Short exercise
Scan the data for "下列说法正确的是" and copy the lines it appears in.

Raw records
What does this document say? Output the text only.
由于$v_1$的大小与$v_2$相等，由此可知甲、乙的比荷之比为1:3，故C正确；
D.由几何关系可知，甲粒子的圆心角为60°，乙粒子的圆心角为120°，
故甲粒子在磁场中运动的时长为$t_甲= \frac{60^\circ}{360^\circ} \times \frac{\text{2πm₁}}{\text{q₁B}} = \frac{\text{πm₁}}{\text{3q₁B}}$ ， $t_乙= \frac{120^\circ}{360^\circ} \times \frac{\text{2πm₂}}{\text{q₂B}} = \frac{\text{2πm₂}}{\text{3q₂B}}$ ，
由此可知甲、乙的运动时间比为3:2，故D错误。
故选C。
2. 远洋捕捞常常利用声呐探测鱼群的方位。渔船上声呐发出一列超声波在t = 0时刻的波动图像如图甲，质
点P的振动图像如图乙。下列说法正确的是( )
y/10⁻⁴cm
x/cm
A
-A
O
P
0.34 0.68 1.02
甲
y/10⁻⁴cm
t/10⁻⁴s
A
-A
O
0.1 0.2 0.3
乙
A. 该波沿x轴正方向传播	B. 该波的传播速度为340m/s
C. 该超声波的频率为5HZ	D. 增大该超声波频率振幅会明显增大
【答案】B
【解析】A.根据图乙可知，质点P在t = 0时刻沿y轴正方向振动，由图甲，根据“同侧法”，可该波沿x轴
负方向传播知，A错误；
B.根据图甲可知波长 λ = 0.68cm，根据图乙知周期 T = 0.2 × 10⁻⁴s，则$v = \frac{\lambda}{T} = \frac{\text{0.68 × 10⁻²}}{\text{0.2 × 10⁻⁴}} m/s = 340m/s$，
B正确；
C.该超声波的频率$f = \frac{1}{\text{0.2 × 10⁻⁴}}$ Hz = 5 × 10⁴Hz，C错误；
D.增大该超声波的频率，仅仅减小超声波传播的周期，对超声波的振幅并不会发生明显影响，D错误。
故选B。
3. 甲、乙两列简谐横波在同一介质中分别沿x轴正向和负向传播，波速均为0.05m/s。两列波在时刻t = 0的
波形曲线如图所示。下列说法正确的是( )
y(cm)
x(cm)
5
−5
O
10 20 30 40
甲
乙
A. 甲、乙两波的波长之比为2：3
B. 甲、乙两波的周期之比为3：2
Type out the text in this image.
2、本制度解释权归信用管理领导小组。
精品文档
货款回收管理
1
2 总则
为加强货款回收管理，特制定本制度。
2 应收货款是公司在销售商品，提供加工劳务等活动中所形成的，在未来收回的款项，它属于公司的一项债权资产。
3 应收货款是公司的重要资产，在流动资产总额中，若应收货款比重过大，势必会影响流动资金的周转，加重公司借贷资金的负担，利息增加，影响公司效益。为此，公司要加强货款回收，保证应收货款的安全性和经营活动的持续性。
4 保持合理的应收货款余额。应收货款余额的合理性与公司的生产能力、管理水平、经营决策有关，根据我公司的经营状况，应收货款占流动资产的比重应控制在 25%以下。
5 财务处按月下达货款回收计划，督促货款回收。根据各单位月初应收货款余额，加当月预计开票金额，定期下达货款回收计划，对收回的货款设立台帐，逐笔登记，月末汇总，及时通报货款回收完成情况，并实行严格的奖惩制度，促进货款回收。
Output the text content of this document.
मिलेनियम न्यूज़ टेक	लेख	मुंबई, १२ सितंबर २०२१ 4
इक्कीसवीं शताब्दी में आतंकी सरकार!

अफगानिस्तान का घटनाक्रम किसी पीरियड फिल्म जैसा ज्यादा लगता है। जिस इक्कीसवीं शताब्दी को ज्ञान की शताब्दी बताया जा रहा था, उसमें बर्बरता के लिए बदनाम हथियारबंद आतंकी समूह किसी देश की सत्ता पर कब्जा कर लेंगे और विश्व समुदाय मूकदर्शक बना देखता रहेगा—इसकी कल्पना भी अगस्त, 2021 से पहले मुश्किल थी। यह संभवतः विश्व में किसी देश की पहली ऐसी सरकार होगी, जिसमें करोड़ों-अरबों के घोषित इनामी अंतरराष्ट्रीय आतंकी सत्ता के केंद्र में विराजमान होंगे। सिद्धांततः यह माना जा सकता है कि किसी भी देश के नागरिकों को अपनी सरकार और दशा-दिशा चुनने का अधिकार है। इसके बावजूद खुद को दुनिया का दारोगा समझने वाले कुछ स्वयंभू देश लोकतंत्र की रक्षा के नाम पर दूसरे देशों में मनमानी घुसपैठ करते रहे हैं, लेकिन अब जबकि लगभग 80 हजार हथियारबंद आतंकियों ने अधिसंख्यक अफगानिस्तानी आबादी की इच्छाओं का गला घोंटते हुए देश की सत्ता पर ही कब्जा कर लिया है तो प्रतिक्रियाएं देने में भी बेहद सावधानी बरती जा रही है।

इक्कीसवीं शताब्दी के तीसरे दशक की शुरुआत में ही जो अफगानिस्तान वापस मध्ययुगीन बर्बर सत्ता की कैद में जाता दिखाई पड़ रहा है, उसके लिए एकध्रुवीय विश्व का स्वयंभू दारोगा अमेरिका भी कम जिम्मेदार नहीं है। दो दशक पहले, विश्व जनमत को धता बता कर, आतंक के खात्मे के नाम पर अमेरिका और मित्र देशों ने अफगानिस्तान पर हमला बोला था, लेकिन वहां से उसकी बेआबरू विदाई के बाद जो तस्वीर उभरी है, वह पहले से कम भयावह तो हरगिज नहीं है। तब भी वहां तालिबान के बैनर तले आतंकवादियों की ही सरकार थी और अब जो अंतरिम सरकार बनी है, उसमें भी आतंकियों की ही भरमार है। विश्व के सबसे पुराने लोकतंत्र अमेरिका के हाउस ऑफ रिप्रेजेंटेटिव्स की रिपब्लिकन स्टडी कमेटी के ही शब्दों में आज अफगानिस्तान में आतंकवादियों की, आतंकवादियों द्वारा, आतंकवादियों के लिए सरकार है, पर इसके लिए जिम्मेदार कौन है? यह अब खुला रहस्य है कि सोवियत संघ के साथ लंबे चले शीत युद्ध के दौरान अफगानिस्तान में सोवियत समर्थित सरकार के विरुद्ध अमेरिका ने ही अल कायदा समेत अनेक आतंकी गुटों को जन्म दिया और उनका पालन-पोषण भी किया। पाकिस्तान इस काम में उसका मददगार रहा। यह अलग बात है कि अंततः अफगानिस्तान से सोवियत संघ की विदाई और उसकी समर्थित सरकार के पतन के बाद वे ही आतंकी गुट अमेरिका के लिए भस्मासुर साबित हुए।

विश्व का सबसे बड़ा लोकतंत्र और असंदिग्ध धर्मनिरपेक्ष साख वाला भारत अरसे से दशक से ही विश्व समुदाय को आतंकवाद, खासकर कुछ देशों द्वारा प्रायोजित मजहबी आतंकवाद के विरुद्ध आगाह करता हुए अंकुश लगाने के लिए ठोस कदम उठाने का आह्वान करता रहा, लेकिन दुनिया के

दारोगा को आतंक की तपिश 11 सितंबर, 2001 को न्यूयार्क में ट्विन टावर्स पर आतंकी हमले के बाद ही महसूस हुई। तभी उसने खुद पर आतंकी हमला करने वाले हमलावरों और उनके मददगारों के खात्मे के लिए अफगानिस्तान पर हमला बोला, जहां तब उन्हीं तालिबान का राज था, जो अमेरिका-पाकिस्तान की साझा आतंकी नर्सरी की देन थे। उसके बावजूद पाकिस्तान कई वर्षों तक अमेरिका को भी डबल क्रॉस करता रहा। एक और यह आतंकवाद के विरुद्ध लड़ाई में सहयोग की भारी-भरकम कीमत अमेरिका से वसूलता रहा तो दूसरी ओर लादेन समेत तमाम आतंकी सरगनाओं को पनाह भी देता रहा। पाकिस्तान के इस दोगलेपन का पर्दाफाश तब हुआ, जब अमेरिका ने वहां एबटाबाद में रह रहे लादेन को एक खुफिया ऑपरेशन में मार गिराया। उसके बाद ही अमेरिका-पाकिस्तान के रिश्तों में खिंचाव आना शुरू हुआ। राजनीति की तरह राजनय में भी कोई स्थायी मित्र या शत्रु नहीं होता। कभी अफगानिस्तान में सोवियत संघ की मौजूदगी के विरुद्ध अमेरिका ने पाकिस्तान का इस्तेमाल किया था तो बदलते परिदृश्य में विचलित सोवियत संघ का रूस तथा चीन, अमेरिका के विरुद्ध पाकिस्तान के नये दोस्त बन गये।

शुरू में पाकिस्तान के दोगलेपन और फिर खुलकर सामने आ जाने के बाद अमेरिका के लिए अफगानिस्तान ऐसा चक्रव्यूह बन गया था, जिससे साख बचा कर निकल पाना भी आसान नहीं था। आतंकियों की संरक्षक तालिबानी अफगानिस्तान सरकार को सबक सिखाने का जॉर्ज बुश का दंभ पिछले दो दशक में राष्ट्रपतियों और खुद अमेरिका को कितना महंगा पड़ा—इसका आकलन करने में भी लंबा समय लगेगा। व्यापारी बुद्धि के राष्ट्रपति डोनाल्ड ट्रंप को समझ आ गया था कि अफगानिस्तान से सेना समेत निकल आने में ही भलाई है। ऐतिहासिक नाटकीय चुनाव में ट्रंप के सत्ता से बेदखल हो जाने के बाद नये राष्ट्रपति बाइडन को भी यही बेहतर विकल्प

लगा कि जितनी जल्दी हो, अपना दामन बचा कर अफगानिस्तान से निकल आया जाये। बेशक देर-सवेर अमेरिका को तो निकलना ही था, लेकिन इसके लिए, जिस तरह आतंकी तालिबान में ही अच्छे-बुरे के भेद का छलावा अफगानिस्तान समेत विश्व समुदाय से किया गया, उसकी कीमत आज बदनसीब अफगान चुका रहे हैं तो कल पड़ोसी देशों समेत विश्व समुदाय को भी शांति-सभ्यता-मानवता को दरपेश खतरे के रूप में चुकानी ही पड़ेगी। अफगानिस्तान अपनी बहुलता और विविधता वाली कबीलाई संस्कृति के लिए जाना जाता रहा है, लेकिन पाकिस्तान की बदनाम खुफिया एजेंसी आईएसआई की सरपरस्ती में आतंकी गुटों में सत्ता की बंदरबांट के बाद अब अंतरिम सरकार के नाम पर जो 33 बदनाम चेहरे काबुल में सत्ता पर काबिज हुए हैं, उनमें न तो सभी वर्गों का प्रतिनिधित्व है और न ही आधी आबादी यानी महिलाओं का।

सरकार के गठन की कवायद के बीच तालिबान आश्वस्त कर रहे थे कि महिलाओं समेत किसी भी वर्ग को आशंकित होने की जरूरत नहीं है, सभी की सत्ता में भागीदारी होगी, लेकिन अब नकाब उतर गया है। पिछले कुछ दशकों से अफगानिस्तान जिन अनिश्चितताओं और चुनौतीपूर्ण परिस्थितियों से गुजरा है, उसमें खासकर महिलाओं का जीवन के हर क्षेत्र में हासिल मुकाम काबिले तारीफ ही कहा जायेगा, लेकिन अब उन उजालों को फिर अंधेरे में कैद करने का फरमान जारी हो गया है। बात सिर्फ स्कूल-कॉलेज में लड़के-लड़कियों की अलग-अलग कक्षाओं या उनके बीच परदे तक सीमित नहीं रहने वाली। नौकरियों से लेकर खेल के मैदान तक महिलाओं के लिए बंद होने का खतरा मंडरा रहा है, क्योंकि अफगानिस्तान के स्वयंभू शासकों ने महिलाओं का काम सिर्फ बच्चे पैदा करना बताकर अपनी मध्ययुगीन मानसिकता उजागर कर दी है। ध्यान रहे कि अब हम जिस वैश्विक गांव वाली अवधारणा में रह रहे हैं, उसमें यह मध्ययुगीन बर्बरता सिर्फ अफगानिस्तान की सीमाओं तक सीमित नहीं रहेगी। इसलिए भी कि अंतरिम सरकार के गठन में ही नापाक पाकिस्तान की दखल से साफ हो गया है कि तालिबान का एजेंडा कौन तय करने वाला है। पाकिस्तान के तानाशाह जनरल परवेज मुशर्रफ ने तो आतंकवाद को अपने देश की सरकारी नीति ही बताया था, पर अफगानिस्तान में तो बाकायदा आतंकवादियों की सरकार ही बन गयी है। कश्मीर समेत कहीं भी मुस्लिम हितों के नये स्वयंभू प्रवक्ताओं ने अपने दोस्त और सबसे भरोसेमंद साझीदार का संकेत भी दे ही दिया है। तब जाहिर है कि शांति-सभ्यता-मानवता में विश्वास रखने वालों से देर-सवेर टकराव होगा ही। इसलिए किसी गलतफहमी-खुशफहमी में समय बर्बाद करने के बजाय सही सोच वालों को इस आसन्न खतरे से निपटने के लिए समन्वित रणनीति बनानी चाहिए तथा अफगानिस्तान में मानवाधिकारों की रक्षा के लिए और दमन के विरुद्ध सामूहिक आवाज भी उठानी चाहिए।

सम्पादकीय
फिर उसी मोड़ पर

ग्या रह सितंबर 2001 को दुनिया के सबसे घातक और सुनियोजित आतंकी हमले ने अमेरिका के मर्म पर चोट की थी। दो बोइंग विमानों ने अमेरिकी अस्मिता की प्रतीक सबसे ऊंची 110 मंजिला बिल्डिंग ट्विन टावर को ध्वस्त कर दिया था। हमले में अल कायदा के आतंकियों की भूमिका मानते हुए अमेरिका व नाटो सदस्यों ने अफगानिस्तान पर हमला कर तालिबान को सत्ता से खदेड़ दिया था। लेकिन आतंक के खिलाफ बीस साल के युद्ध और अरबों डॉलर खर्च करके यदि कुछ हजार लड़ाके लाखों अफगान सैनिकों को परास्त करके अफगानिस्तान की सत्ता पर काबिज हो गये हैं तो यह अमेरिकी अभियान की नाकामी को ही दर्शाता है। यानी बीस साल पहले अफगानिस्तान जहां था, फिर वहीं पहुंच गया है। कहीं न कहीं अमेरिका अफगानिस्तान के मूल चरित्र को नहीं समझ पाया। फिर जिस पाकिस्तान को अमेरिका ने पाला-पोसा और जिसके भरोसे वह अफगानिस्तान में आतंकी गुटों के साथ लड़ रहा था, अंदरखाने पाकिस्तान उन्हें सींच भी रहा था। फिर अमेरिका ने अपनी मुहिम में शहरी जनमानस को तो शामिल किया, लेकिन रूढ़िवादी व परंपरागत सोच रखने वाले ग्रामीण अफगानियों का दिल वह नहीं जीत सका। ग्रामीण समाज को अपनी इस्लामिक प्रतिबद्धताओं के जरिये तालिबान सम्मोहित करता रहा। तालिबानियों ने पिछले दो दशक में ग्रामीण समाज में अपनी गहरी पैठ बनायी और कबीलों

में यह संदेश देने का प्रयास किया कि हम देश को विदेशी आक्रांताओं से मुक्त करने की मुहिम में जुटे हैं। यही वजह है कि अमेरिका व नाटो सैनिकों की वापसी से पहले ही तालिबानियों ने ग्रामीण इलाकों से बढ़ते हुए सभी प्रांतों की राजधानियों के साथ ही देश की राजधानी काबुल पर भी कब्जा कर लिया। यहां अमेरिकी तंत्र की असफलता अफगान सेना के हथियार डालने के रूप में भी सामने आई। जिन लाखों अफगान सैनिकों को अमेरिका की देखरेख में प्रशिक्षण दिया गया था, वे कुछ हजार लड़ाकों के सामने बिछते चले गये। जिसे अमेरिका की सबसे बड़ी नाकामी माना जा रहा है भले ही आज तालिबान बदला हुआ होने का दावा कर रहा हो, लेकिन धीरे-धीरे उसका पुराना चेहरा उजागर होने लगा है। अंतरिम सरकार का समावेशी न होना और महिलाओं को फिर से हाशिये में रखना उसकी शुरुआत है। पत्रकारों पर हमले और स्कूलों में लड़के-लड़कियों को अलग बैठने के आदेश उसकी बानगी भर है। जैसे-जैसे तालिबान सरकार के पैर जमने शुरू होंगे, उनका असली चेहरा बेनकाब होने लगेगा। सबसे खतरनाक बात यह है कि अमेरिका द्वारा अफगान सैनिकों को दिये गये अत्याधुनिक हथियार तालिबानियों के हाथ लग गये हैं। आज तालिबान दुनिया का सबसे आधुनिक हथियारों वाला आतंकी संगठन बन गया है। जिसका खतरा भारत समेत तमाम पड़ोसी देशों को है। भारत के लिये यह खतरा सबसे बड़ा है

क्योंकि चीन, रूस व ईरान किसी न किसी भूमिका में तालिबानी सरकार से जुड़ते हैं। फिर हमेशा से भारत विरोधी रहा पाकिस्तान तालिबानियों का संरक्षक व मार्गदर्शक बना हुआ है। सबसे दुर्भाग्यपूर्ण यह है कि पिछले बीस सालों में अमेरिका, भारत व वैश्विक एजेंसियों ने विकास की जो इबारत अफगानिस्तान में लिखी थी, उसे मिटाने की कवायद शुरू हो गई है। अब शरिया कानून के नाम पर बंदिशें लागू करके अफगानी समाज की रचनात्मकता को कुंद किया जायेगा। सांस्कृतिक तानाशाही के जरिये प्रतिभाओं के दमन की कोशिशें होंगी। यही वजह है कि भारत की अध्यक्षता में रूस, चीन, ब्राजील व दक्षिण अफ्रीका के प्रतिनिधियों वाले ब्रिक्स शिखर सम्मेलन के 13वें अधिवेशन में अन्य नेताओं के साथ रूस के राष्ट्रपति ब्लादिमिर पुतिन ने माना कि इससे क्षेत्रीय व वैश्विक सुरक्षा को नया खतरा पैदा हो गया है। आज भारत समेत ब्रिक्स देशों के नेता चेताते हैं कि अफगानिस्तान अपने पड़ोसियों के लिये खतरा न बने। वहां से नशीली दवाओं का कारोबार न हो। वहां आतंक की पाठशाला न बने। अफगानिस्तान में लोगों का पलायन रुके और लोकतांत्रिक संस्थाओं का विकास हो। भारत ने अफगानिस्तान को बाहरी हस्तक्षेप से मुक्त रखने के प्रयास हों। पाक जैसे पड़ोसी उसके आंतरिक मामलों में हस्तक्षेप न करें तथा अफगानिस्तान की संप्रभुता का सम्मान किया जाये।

The reply
点P的振动图像如图乙。下列说法正确的是( )
波形曲线如图所示。下列说法正确的是( )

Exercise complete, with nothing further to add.